Work instructions: Pull out each line below that contains the string "title". Case counts.

Layout records
▼

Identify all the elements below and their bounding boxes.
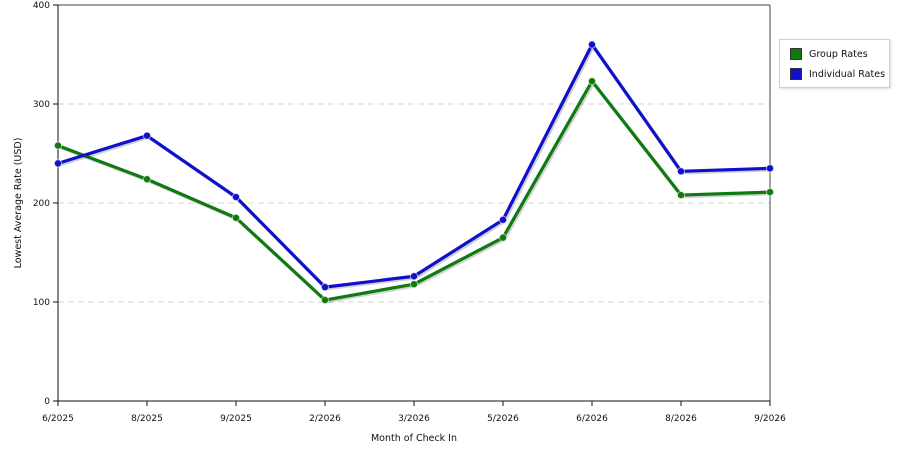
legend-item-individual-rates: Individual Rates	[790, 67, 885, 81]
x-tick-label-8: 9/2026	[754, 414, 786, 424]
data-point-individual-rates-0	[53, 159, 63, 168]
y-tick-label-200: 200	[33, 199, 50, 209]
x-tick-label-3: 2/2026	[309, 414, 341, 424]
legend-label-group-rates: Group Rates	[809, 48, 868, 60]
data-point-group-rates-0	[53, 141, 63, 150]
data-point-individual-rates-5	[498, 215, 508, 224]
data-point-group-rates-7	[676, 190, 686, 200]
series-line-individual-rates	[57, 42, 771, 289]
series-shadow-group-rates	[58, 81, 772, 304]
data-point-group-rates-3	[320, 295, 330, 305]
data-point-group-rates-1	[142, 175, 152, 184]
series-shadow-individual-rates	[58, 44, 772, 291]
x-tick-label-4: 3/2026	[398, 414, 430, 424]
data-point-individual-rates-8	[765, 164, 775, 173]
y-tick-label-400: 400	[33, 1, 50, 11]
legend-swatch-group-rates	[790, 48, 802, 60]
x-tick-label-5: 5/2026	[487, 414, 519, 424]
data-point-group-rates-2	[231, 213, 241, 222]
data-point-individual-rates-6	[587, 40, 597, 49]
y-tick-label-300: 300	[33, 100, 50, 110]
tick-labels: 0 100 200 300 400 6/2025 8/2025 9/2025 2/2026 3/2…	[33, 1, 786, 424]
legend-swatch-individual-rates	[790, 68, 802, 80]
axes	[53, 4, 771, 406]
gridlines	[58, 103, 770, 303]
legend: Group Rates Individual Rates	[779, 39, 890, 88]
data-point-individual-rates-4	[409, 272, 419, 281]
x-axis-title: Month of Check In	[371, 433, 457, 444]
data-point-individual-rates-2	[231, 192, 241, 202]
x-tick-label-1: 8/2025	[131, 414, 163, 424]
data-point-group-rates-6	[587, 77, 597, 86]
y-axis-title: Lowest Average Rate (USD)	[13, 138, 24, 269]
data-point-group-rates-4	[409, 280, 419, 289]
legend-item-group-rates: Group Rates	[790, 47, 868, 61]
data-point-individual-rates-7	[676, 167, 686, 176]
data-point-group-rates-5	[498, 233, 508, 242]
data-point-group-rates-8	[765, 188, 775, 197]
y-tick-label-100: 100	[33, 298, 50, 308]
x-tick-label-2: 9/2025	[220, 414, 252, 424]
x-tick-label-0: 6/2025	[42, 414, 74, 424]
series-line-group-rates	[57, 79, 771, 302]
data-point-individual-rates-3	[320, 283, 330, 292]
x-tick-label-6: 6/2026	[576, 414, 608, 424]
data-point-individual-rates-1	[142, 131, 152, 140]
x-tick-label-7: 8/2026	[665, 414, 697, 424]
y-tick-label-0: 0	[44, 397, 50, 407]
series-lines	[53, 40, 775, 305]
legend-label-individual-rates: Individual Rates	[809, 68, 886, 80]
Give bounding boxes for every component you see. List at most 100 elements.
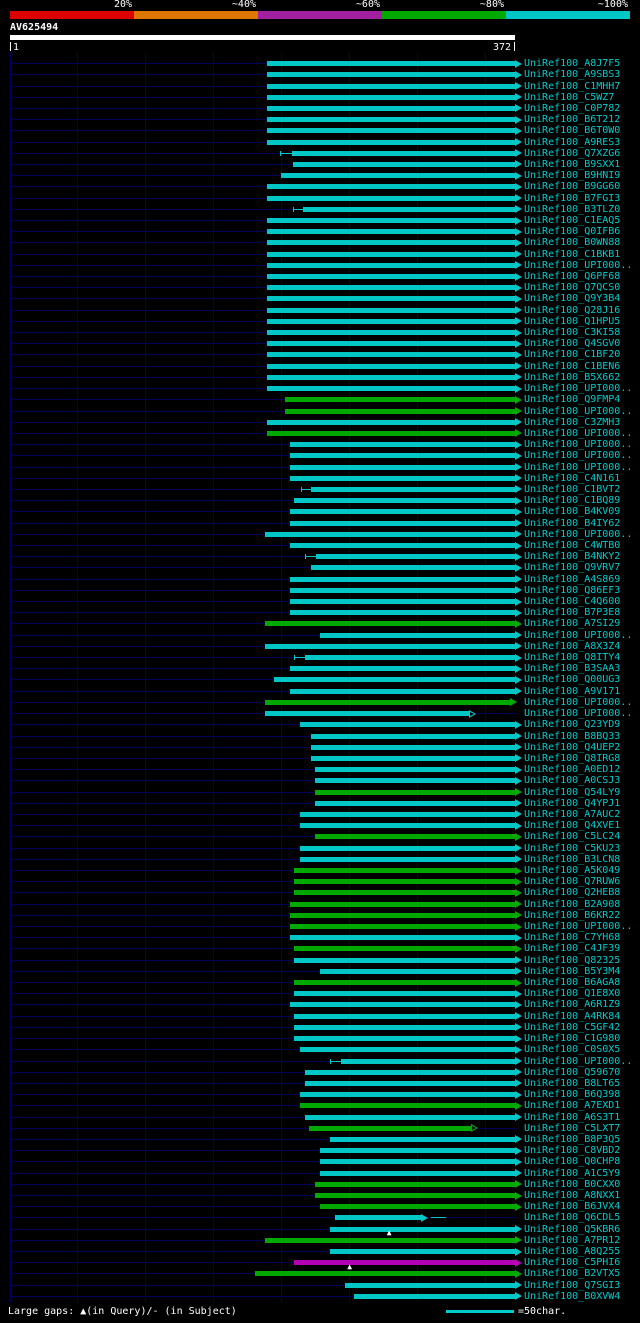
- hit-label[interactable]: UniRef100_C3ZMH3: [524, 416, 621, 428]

▲

Exercise answer:
x-axis-title: Month of Check In	[371, 433, 457, 444]
y-axis-title: Lowest Average Rate (USD)	[13, 138, 24, 269]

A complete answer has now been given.